• **INSTRUCTION**
Among the entries below, find the lines with "다현요양원" and copy them.

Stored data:
+++

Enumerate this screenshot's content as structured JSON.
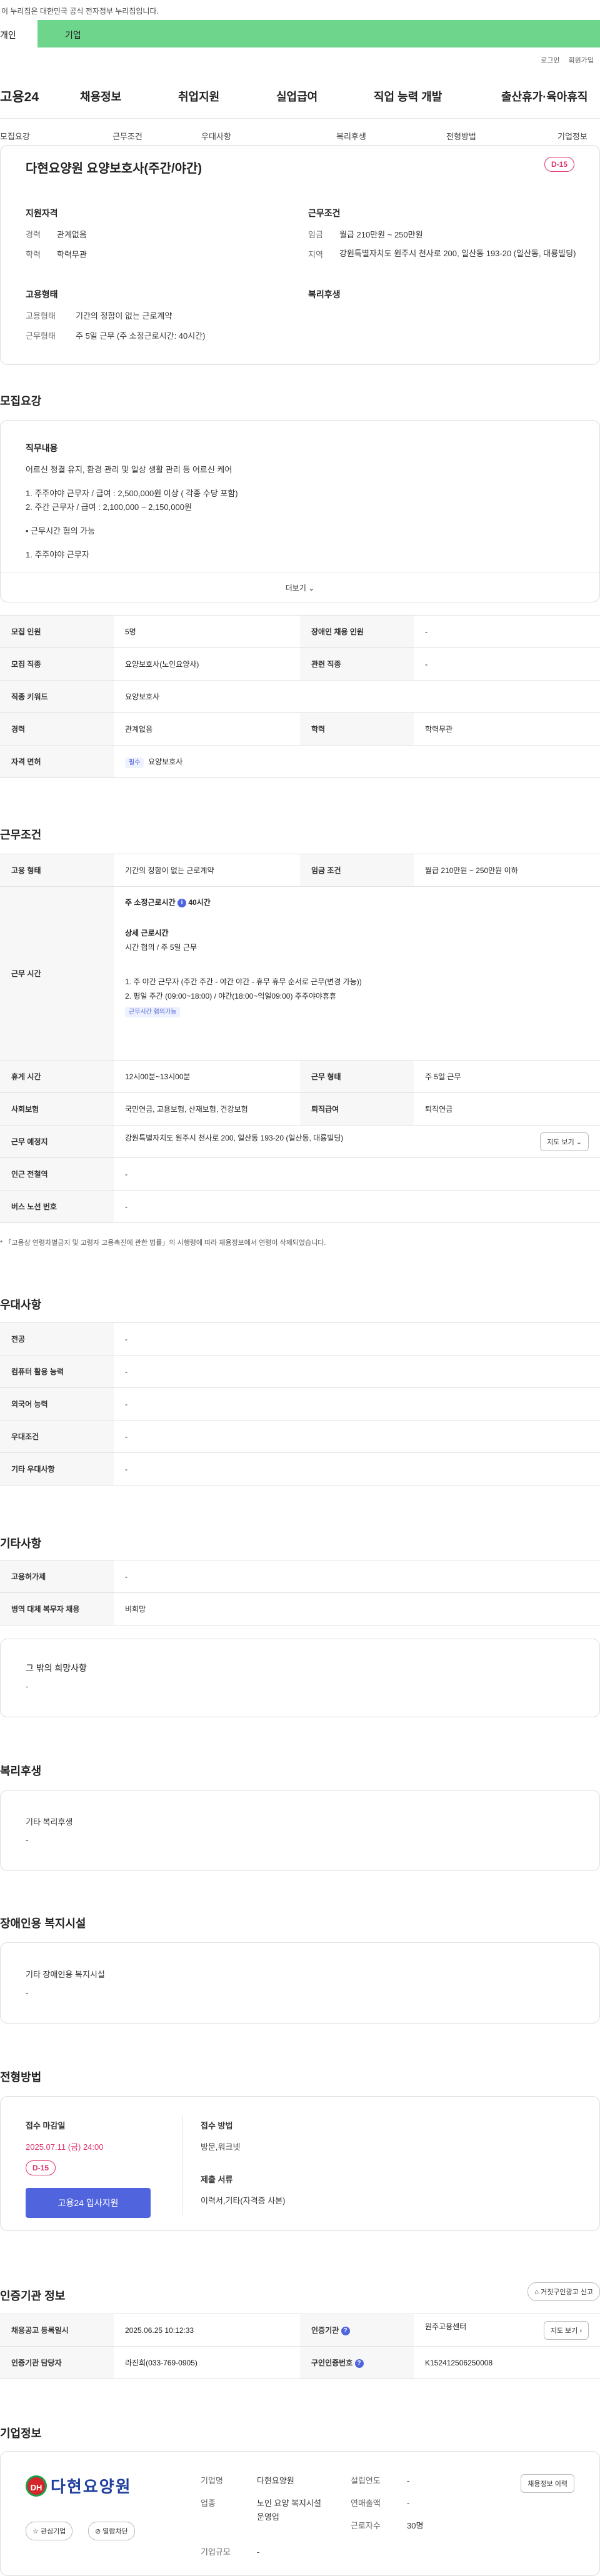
{
  "gov_banner": "이 누리집은 대한민국 공식 전자정부 누리집입니다.",
  "user_tabs": [
    "개인",
    "기업"
  ],
  "top_links": [
    "로그인",
    "회원가입"
  ],
  "gnb": {
    "logo": "고용24",
    "menus": [
      "채용정보",
      "취업지원",
      "실업급여",
      "직업 능력 개발",
      "출산휴가·육아휴직"
    ]
  },
  "lnb": [
    "모집요강",
    "근무조건",
    "우대사항",
    "복리후생",
    "전형방법",
    "기업정보"
  ],
  "job": {
    "title": "다현요양원 요양보호사(주간/야간)",
    "dday": "D-15",
    "qual_title": "지원자격",
    "qual": [
      {
        "k": "경력",
        "v": "관계없음"
      },
      {
        "k": "학력",
        "v": "학력무관"
      }
    ],
    "cond_title": "근무조건",
    "cond": [
      {
        "k": "임금",
        "v": "월급 210만원 ~ 250만원"
      },
      {
        "k": "지역",
        "v": "강원특별자치도 원주시 천사로 200, 일산동 193-20 (일산동, 대룡빌딩)"
      }
    ],
    "emp_title": "고용형태",
    "emp": [
      {
        "k": "고용형태",
        "v": "기간의 정함이 없는 근로계약"
      },
      {
        "k": "근무형태",
        "v": "주 5일 근무 (주 소정근로시간: 40시간)"
      }
    ],
    "welfare_title": "복리후생"
  },
  "recruit": {
    "title": "모집요강",
    "duty_title": "직무내용",
    "duty_lines": [
      "어르신 청결 유지, 환경 관리 및 일상 생활 관리 등 어르신 케어",
      "1. 주주야야 근무자 / 급여 : 2,500,000원 이상 ( 각종 수당 포함)",
      "2. 주간 근무자 / 급여 : 2,100,000 ~ 2,150,000원",
      "• 근무시간 협의 가능",
      "1. 주주야야 근무자"
    ],
    "more": "더보기",
    "rows": [
      {
        "k1": "모집 인원",
        "v1": "5명",
        "k2": "장애인 채용 인원",
        "v2": "-"
      },
      {
        "k1": "모집 직종",
        "v1": "요양보호사(노인요양사)",
        "k2": "관련 직종",
        "v2": "-"
      },
      {
        "k1": "직종 키워드",
        "v1": "요양보호사",
        "k2": "",
        "v2": ""
      },
      {
        "k1": "경력",
        "v1": "관계없음",
        "k2": "학력",
        "v2": "학력무관"
      },
      {
        "k1": "자격 면허",
        "v1": "요양보호사",
        "k2": "",
        "v2": ""
      }
    ],
    "license_tag": "필수"
  },
  "conditions": {
    "title": "근무조건",
    "r1": {
      "k1": "고용 형태",
      "v1": "기간의 정함이 없는 근로계약",
      "k2": "임금 조건",
      "v2": "월급 210만원 ~ 250만원 이하"
    },
    "worktime_label": "근무 시간",
    "weekly": "주 소정근로시간",
    "weekly_val": "40시간",
    "detail_title": "상세 근로시간",
    "detail_sub": "시간 협의 / 주 5일 근무",
    "detail_lines": [
      "1. 주 야간 근무자 (주간 주간 - 야간 야간 - 휴무 휴무 순서로 근무(변경 가능))",
      "2. 평일 주간 (09:00~18:00) / 야간(18:00~익일09:00) 주주야야휴휴"
    ],
    "detail_tag": "근무시간 협의가능",
    "r3": {
      "k1": "휴게 시간",
      "v1": "12시00분~13시00분",
      "k2": "근무 형태",
      "v2": "주 5일 근무"
    },
    "r4": {
      "k1": "사회보험",
      "v1": "국민연금, 고용보험, 산재보험, 건강보험",
      "k2": "퇴직급여",
      "v2": "퇴직연금"
    },
    "r5": {
      "k": "근무 예정지",
      "v": "강원특별자치도 원주시 천사로 200, 일산동 193-20 (일산동, 대룡빌딩)",
      "btn": "지도 보기"
    },
    "r6": {
      "k": "인근 전철역",
      "v": "-"
    },
    "r7": {
      "k": "버스 노선 번호",
      "v": "-"
    },
    "note": "* 「고용상 연령차별금지 및 고령자 고용촉진에 관한 법률」의 시행령에 따라 채용정보에서 연령이 삭제되었습니다."
  },
  "pref": {
    "title": "우대사항",
    "rows": [
      {
        "k": "전공",
        "v": "-"
      },
      {
        "k": "컴퓨터 활용 능력",
        "v": "-"
      },
      {
        "k": "외국어 능력",
        "v": "-"
      },
      {
        "k": "우대조건",
        "v": "-"
      },
      {
        "k": "기타 우대사항",
        "v": "-"
      }
    ]
  },
  "etc": {
    "title": "기타사항",
    "rows": [
      {
        "k": "고용허가제",
        "v": "-"
      },
      {
        "k": "병역 대체 복무자 채용",
        "v": "비희망"
      }
    ],
    "box_title": "그 밖의 희망사항",
    "box_val": "-"
  },
  "welfare": {
    "title": "복리후생",
    "box_title": "기타 복리후생",
    "box_val": "-"
  },
  "disabled": {
    "title": "장애인용 복지시설",
    "box_title": "기타 장애인용 복지시설",
    "box_val": "-"
  },
  "process": {
    "title": "전형방법",
    "deadline_label": "접수 마감일",
    "deadline": "2025.07.11 (금) 24:00",
    "dday": "D-15",
    "apply_btn": "고용24 입사지원",
    "method_label": "접수 방법",
    "method": "방문,워크넷",
    "docs_label": "제출 서류",
    "docs": "이력서,기타(자격증 사본)"
  },
  "agency": {
    "title": "인증기관 정보",
    "report_btn": "거짓구인광고 신고",
    "r1": {
      "k1": "채용공고 등록일시",
      "v1": "2025.06.25 10:12:33",
      "k2": "인증기관",
      "v2": "원주고용센터",
      "btn": "지도 보기"
    },
    "r2": {
      "k1": "인증기관 담당자",
      "v1": "라진희(033-769-0905)",
      "k2": "구인인증번호",
      "v2": "K152412506250008"
    }
  },
  "company": {
    "title": "기업정보",
    "logo_text": "다현요양원",
    "logo_mark": "DH",
    "fav_btn": "관심기업",
    "block_btn": "열람차단",
    "c1": [
      {
        "k": "기업명",
        "v": "다현요양원"
      },
      {
        "k": "업종",
        "v": "노인 요양 복지시설 운영업"
      },
      {
        "k": "기업규모",
        "v": "-"
      }
    ],
    "c2": [
      {
        "k": "설립연도",
        "v": "-"
      },
      {
        "k": "연매출액",
        "v": "-"
      },
      {
        "k": "근로자수",
        "v": "30명"
      }
    ],
    "hist_btn": "채용정보 이력"
  },
  "colors": {
    "accent": "#4f64dd",
    "dday": "#e0336b",
    "tab_green": "#6dd58c"
  }
}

+++

• **FINAL ANSWER**
    "title": "다현요양원 요양보호사(주간/야간)",
    "logo_text": "다현요양원",
        "v": "다현요양원"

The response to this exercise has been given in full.